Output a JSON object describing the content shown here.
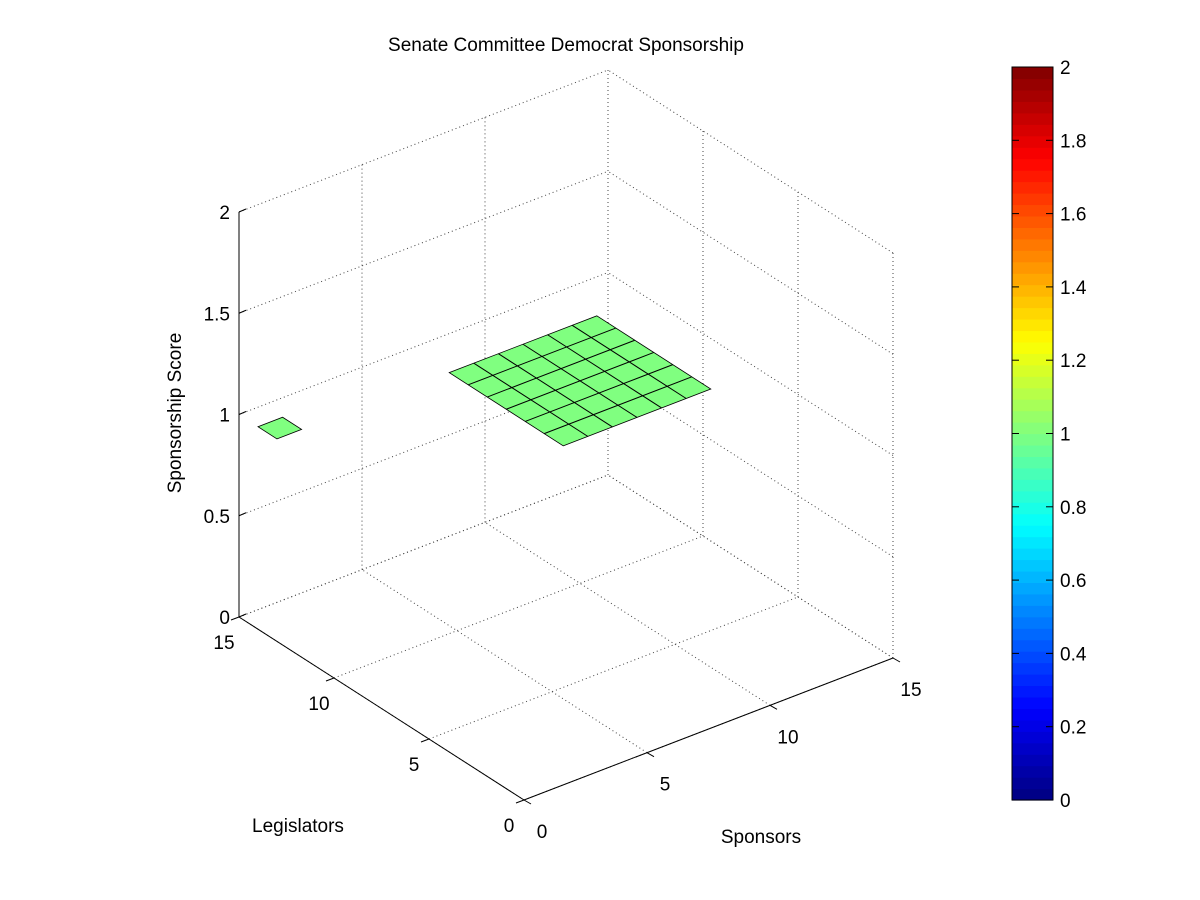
{
  "chart_data": {
    "type": "surface3d",
    "title": "Senate Committee Democrat Sponsorship",
    "xlabel": "Sponsors",
    "ylabel": "Legislators",
    "zlabel": "Sponsorship Score",
    "xlim": [
      0,
      15
    ],
    "ylim": [
      0,
      15
    ],
    "zlim": [
      0,
      2
    ],
    "xticks": [
      "0",
      "5",
      "10",
      "15"
    ],
    "yticks": [
      "0",
      "5",
      "10",
      "15"
    ],
    "zticks": [
      "0",
      "0.5",
      "1",
      "1.5",
      "2"
    ],
    "grid": true,
    "surfaces": [
      {
        "x": [
          0,
          1
        ],
        "y": [
          13,
          14
        ],
        "z": 1
      },
      {
        "x": [
          7,
          13
        ],
        "y": [
          7,
          13
        ],
        "z": 1
      }
    ],
    "colorbar": {
      "colormap": "jet",
      "range": [
        0,
        2
      ],
      "ticks": [
        "0",
        "0.2",
        "0.4",
        "0.6",
        "0.8",
        "1",
        "1.2",
        "1.4",
        "1.6",
        "1.8",
        "2"
      ]
    },
    "surface_color": "#80ff80",
    "edge_color": "#000000"
  }
}
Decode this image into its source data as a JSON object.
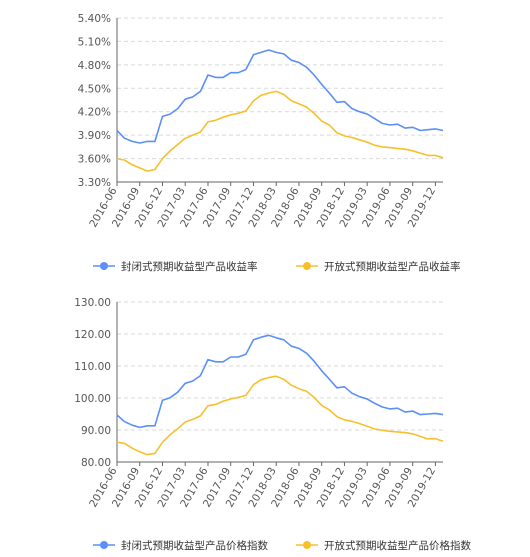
{
  "chart_data": [
    {
      "type": "line",
      "ylim": [
        3.3,
        5.4
      ],
      "yticks": [
        "5.40%",
        "5.10%",
        "4.80%",
        "4.50%",
        "4.20%",
        "3.90%",
        "3.60%",
        "3.30%"
      ],
      "x_tick_labels": [
        "2016-06",
        "2016-09",
        "2016-12",
        "2017-03",
        "2017-06",
        "2017-09",
        "2017-12",
        "2018-03",
        "2018-06",
        "2018-09",
        "2018-12",
        "2019-03",
        "2019-06",
        "2019-09",
        "2019-12"
      ],
      "legend": {
        "position": "bottom-center"
      },
      "grid": "horizontal dashed",
      "series": [
        {
          "name": "封闭式预期收益型产品收益率",
          "color": "#5b8ff9",
          "values": [
            3.96,
            3.86,
            3.82,
            3.8,
            3.82,
            3.82,
            4.14,
            4.17,
            4.24,
            4.36,
            4.39,
            4.46,
            4.67,
            4.64,
            4.64,
            4.7,
            4.7,
            4.74,
            4.93,
            4.96,
            4.99,
            4.96,
            4.94,
            4.86,
            4.83,
            4.77,
            4.67,
            4.55,
            4.44,
            4.32,
            4.33,
            4.24,
            4.2,
            4.17,
            4.11,
            4.05,
            4.03,
            4.04,
            3.99,
            4.0,
            3.96,
            3.97,
            3.98,
            3.96
          ]
        },
        {
          "name": "开放式预期收益型产品收益率",
          "color": "#f7c02b",
          "values": [
            3.6,
            3.58,
            3.52,
            3.48,
            3.44,
            3.46,
            3.6,
            3.7,
            3.78,
            3.86,
            3.9,
            3.94,
            4.07,
            4.09,
            4.13,
            4.16,
            4.18,
            4.21,
            4.34,
            4.41,
            4.44,
            4.46,
            4.42,
            4.34,
            4.3,
            4.26,
            4.18,
            4.08,
            4.03,
            3.93,
            3.89,
            3.87,
            3.84,
            3.81,
            3.77,
            3.75,
            3.74,
            3.73,
            3.72,
            3.7,
            3.67,
            3.64,
            3.64,
            3.61
          ]
        }
      ]
    },
    {
      "type": "line",
      "ylim": [
        80,
        130
      ],
      "yticks": [
        "130.00",
        "120.00",
        "110.00",
        "100.00",
        "90.00",
        "80.00"
      ],
      "x_tick_labels": [
        "2016-06",
        "2016-09",
        "2016-12",
        "2017-03",
        "2017-06",
        "2017-09",
        "2017-12",
        "2018-03",
        "2018-06",
        "2018-09",
        "2018-12",
        "2019-03",
        "2019-06",
        "2019-09",
        "2019-12"
      ],
      "legend": {
        "position": "bottom-center"
      },
      "grid": "horizontal dashed",
      "series": [
        {
          "name": "封闭式预期收益型产品价格指数",
          "color": "#5b8ff9",
          "values": [
            94.7,
            92.6,
            91.5,
            90.8,
            91.3,
            91.3,
            99.3,
            100.1,
            101.8,
            104.6,
            105.3,
            107.0,
            112.0,
            111.3,
            111.3,
            112.8,
            112.8,
            113.7,
            118.2,
            119.0,
            119.6,
            118.8,
            118.2,
            116.2,
            115.5,
            114.0,
            111.5,
            108.5,
            105.9,
            103.2,
            103.5,
            101.5,
            100.4,
            99.7,
            98.3,
            97.2,
            96.6,
            96.8,
            95.6,
            95.9,
            94.8,
            95.0,
            95.2,
            94.8
          ]
        },
        {
          "name": "开放式预期收益型产品价格指数",
          "color": "#f7c02b",
          "values": [
            86.2,
            85.8,
            84.3,
            83.2,
            82.3,
            82.7,
            86.2,
            88.5,
            90.4,
            92.5,
            93.3,
            94.4,
            97.6,
            98.0,
            99.0,
            99.7,
            100.2,
            100.8,
            104.2,
            105.7,
            106.4,
            106.8,
            105.8,
            104.0,
            102.9,
            102.1,
            100.2,
            97.7,
            96.3,
            94.2,
            93.2,
            92.7,
            92.0,
            91.2,
            90.3,
            89.9,
            89.6,
            89.4,
            89.2,
            88.8,
            88.0,
            87.2,
            87.3,
            86.5
          ]
        }
      ]
    }
  ]
}
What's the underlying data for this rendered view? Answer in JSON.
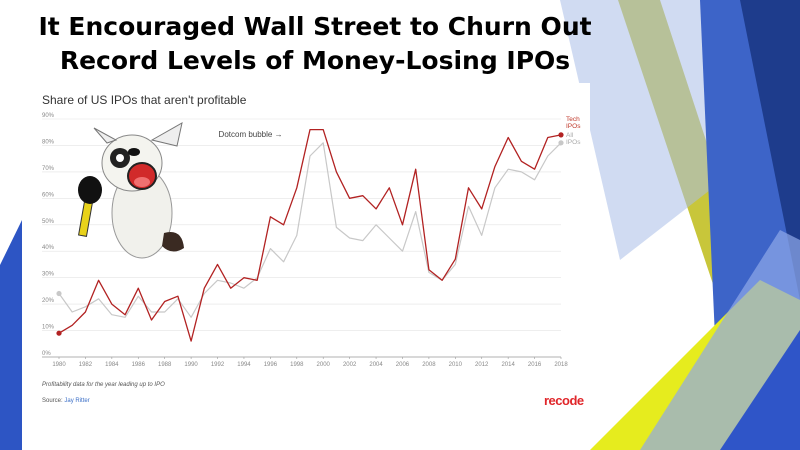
{
  "slide": {
    "title_line1": "It Encouraged Wall Street to Churn Out",
    "title_line2": "Record Levels of Money-Losing IPOs"
  },
  "chart_data": {
    "type": "line",
    "title": "Share of US IPOs that aren't profitable",
    "x": [
      1980,
      1981,
      1982,
      1983,
      1984,
      1985,
      1986,
      1987,
      1988,
      1989,
      1990,
      1991,
      1992,
      1993,
      1994,
      1995,
      1996,
      1997,
      1998,
      1999,
      2000,
      2001,
      2002,
      2003,
      2004,
      2005,
      2006,
      2007,
      2008,
      2009,
      2010,
      2011,
      2012,
      2013,
      2014,
      2015,
      2016,
      2017,
      2018
    ],
    "series": [
      {
        "name": "Tech IPOs",
        "color": "#b22222",
        "values": [
          9,
          12,
          17,
          29,
          20,
          16,
          26,
          14,
          21,
          23,
          6,
          26,
          35,
          26,
          30,
          29,
          53,
          50,
          64,
          86,
          86,
          70,
          60,
          61,
          56,
          64,
          50,
          71,
          33,
          29,
          37,
          64,
          56,
          72,
          83,
          74,
          71,
          83,
          84
        ]
      },
      {
        "name": "All IPOs",
        "color": "#c8c8c8",
        "values": [
          24,
          17,
          19,
          22,
          16,
          15,
          23,
          17,
          17,
          22,
          15,
          24,
          29,
          28,
          26,
          30,
          41,
          36,
          46,
          76,
          81,
          49,
          45,
          44,
          50,
          45,
          40,
          55,
          32,
          29,
          35,
          57,
          46,
          64,
          71,
          70,
          67,
          76,
          81
        ]
      }
    ],
    "legend": [
      {
        "lines": [
          "Tech",
          "IPOs"
        ],
        "color": "#c0392b"
      },
      {
        "lines": [
          "All",
          "IPOs"
        ],
        "color": "#aaaaaa"
      }
    ],
    "xticks": [
      "1980",
      "1982",
      "1984",
      "1986",
      "1988",
      "1990",
      "1992",
      "1994",
      "1996",
      "1998",
      "2000",
      "2002",
      "2004",
      "2006",
      "2008",
      "2010",
      "2012",
      "2014",
      "2016",
      "2018"
    ],
    "yticks": [
      "0%",
      "10%",
      "20%",
      "30%",
      "40%",
      "50%",
      "60%",
      "70%",
      "80%",
      "90%"
    ],
    "ylim": [
      0,
      90
    ],
    "xlim": [
      1980,
      2018
    ],
    "grid": true,
    "annotation": {
      "text": "Dotcom bubble →",
      "x": 1997,
      "y": 84
    }
  },
  "footnote": "Profitability data for the year leading up to IPO",
  "source_label": "Source:",
  "source_name": "Jay Ritter",
  "brand": "recode"
}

----------------

_EXERCISE GOAL_
Copy each line of the entries that includes the word "object".

_THE ANSWER_
Output a JSON object describing the content shown here.
Decode this image into its source data as a JSON object.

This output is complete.